**Task description:**
You are asked to filter the data below and copy every line holding "concentration".

**Material for this task:**
----

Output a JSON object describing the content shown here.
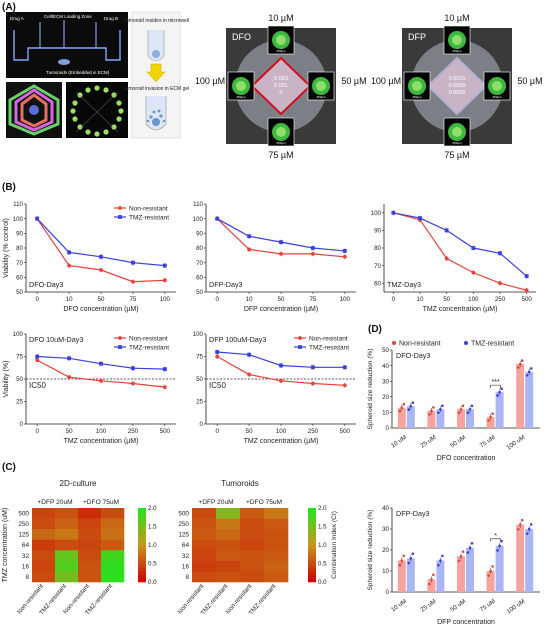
{
  "panels": {
    "A": "(A)",
    "B": "(B)",
    "C": "(C)",
    "D": "(D)"
  },
  "panelA": {
    "schematic_labels": [
      "Drug A",
      "Cell/ECM Loading Zone",
      "Drug B",
      "Tumoroids (Embedded in ECM)"
    ],
    "microwell_text": "Tumoroid resides in microwell",
    "invasion_text": "Tumoroid invasion in ECM gel",
    "plate1": {
      "drug": "DFO",
      "top": "10 µM",
      "left": "100 µM",
      "right": "50 µM",
      "bottom": "75 µM",
      "center_values": [
        "0.003",
        "0.001",
        "0"
      ],
      "scale": "250µm"
    },
    "plate2": {
      "drug": "DFP",
      "top": "10 µM",
      "left": "100 µM",
      "right": "50 µM",
      "bottom": "75 µM",
      "center_values": [
        "0.0015",
        "0.0005",
        "0.0005"
      ],
      "scale": "250µm"
    }
  },
  "colors": {
    "non_resistant": "#e8403a",
    "tmz_resistant": "#3b3fe0",
    "bar_red": "#f4a49c",
    "bar_blue": "#a9b6f2"
  },
  "chart_data": [
    {
      "type": "line",
      "id": "dfo_day3",
      "annotation": "DFO-Day3",
      "xlabel": "DFO concentration (µM)",
      "ylabel": "Viability (% control)",
      "x": [
        "0",
        "10",
        "50",
        "75",
        "100"
      ],
      "ylim": [
        50,
        110
      ],
      "yticks": [
        50,
        60,
        70,
        80,
        90,
        100,
        110
      ],
      "series": [
        {
          "name": "Non-resistant",
          "values": [
            100,
            68,
            65,
            57,
            58
          ]
        },
        {
          "name": "TMZ-resistant",
          "values": [
            100,
            77,
            74,
            70,
            68
          ]
        }
      ],
      "legend": "top-right"
    },
    {
      "type": "line",
      "id": "dfp_day3",
      "annotation": "DFP-Day3",
      "xlabel": "DFP concentration (µM)",
      "ylabel": "",
      "x": [
        "0",
        "10",
        "50",
        "75",
        "100"
      ],
      "ylim": [
        50,
        110
      ],
      "yticks": [
        50,
        60,
        70,
        80,
        90,
        100,
        110
      ],
      "series": [
        {
          "name": "Non-resistant",
          "values": [
            100,
            79,
            76,
            76,
            74
          ]
        },
        {
          "name": "TMZ-resistant",
          "values": [
            100,
            88,
            84,
            80,
            78
          ]
        }
      ],
      "legend": "none"
    },
    {
      "type": "line",
      "id": "tmz_day3",
      "annotation": "TMZ-Day3",
      "xlabel": "TMZ concentration (µM)",
      "ylabel": "",
      "x": [
        "0",
        "10",
        "50",
        "100",
        "250",
        "500"
      ],
      "ylim": [
        55,
        105
      ],
      "yticks": [
        60,
        70,
        80,
        90,
        100
      ],
      "series": [
        {
          "name": "Non-resistant",
          "values": [
            100,
            96,
            74,
            66,
            60,
            56
          ]
        },
        {
          "name": "TMZ-resistant",
          "values": [
            100,
            97,
            90,
            80,
            77,
            64
          ]
        }
      ],
      "legend": "none"
    },
    {
      "type": "line",
      "id": "dfo10_day3",
      "annotation": "DFO 10uM-Day3",
      "xlabel": "TMZ concentration (µM)",
      "ylabel": "Viability (%)",
      "x": [
        "0",
        "50",
        "100",
        "250",
        "500"
      ],
      "ylim": [
        0,
        100
      ],
      "yticks": [
        0,
        25,
        50,
        75,
        100
      ],
      "series": [
        {
          "name": "Non-resistant",
          "values": [
            71,
            52,
            48,
            45,
            41
          ]
        },
        {
          "name": "TMZ-resistant",
          "values": [
            75,
            73,
            67,
            62,
            61
          ]
        }
      ],
      "reference_line": {
        "y": 50,
        "label": "IC50"
      },
      "legend": "top-right"
    },
    {
      "type": "line",
      "id": "dfp100_day3",
      "annotation": "DFP 100uM-Day3",
      "xlabel": "TMZ concentration (µM)",
      "ylabel": "",
      "x": [
        "0",
        "50",
        "100",
        "250",
        "500"
      ],
      "ylim": [
        0,
        100
      ],
      "yticks": [
        0,
        25,
        50,
        75,
        100
      ],
      "series": [
        {
          "name": "Non-resistant",
          "values": [
            75,
            55,
            48,
            45,
            43
          ]
        },
        {
          "name": "TMZ-resistant",
          "values": [
            80,
            77,
            65,
            63,
            63
          ]
        }
      ],
      "reference_line": {
        "y": 50,
        "label": "IC50"
      },
      "legend": "top-right"
    },
    {
      "type": "bar",
      "id": "dfo_spheroid",
      "annotation": "DFO-Day3",
      "xlabel": "DFO concentration",
      "ylabel": "Spheroid size reduction (%)",
      "categories": [
        "10 uM",
        "25 uM",
        "50 uM",
        "75 uM",
        "100 uM"
      ],
      "ylim": [
        0,
        50
      ],
      "yticks": [
        0,
        10,
        20,
        30,
        40,
        50
      ],
      "series": [
        {
          "name": "Non-resistant",
          "values": [
            13,
            11,
            12,
            7,
            41
          ]
        },
        {
          "name": "TMZ-resistant",
          "values": [
            14,
            12,
            12,
            23,
            36
          ]
        }
      ],
      "significance": [
        {
          "category": "75 uM",
          "label": "***"
        }
      ],
      "legend": "top"
    },
    {
      "type": "bar",
      "id": "dfp_spheroid",
      "annotation": "DFP-Day3",
      "xlabel": "DFP concentration",
      "ylabel": "Spheroid size reduction (%)",
      "categories": [
        "10 uM",
        "25 uM",
        "50 uM",
        "75 uM",
        "100 uM"
      ],
      "ylim": [
        0,
        40
      ],
      "yticks": [
        0,
        10,
        20,
        30,
        40
      ],
      "series": [
        {
          "name": "Non-resistant",
          "values": [
            15,
            6,
            17,
            10,
            32
          ]
        },
        {
          "name": "TMZ-resistant",
          "values": [
            16,
            15,
            21,
            22,
            30
          ]
        }
      ],
      "significance": [
        {
          "category": "75 uM",
          "label": "*"
        }
      ],
      "legend": "none"
    },
    {
      "type": "heatmap",
      "id": "ci_2d",
      "title": "2D-culture",
      "groups": [
        "+DFP 20uM",
        "+DFO 75uM"
      ],
      "columns": [
        "Non-resistant",
        "TMZ-resistant",
        "Non-resistant",
        "TMZ-resistant"
      ],
      "rows": [
        "500",
        "250",
        "125",
        "64",
        "32",
        "16",
        "8"
      ],
      "ylabel": "TMZ concentration (uM)",
      "values": [
        [
          0.45,
          0.55,
          0.3,
          0.5
        ],
        [
          0.5,
          0.65,
          0.45,
          0.7
        ],
        [
          0.7,
          0.8,
          0.5,
          0.75
        ],
        [
          0.4,
          0.5,
          0.45,
          0.6
        ],
        [
          0.5,
          1.6,
          0.5,
          1.8
        ],
        [
          0.45,
          1.7,
          0.55,
          1.9
        ],
        [
          0.5,
          1.5,
          0.55,
          1.9
        ]
      ],
      "scale": [
        0.0,
        2.0
      ],
      "scale_ticks": [
        "0.0",
        "0.5",
        "1.0",
        "1.5",
        "2.0"
      ]
    },
    {
      "type": "heatmap",
      "id": "ci_tumoroids",
      "title": "Tumoroids",
      "groups": [
        "+DFP 20uM",
        "+DFO 75uM"
      ],
      "columns": [
        "Non-resistant",
        "TMZ-resistant",
        "Non-resistant",
        "TMZ-resistant"
      ],
      "rows": [
        "500",
        "250",
        "125",
        "64",
        "32",
        "16",
        "8"
      ],
      "clabel": "Combination Index (CI)",
      "values": [
        [
          0.5,
          1.4,
          0.6,
          0.8
        ],
        [
          0.55,
          0.8,
          0.5,
          0.6
        ],
        [
          0.6,
          0.7,
          0.5,
          0.55
        ],
        [
          0.5,
          0.55,
          0.45,
          0.55
        ],
        [
          0.45,
          0.6,
          0.55,
          0.6
        ],
        [
          0.4,
          0.45,
          0.55,
          0.65
        ],
        [
          0.5,
          0.55,
          0.5,
          0.6
        ]
      ],
      "scale": [
        0.0,
        2.0
      ],
      "scale_ticks": [
        "0.0",
        "0.5",
        "1.0",
        "1.5",
        "2.0"
      ]
    }
  ]
}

----

**Task output:**
      "xlabel": "DFO concentration (µM)",
      "xlabel": "DFP concentration (µM)",
      "xlabel": "TMZ concentration (µM)",
      "xlabel": "TMZ concentration (µM)",
      "xlabel": "TMZ concentration (µM)",
      "xlabel": "DFO concentration",
      "xlabel": "DFP concentration",
      "ylabel": "TMZ concentration (uM)",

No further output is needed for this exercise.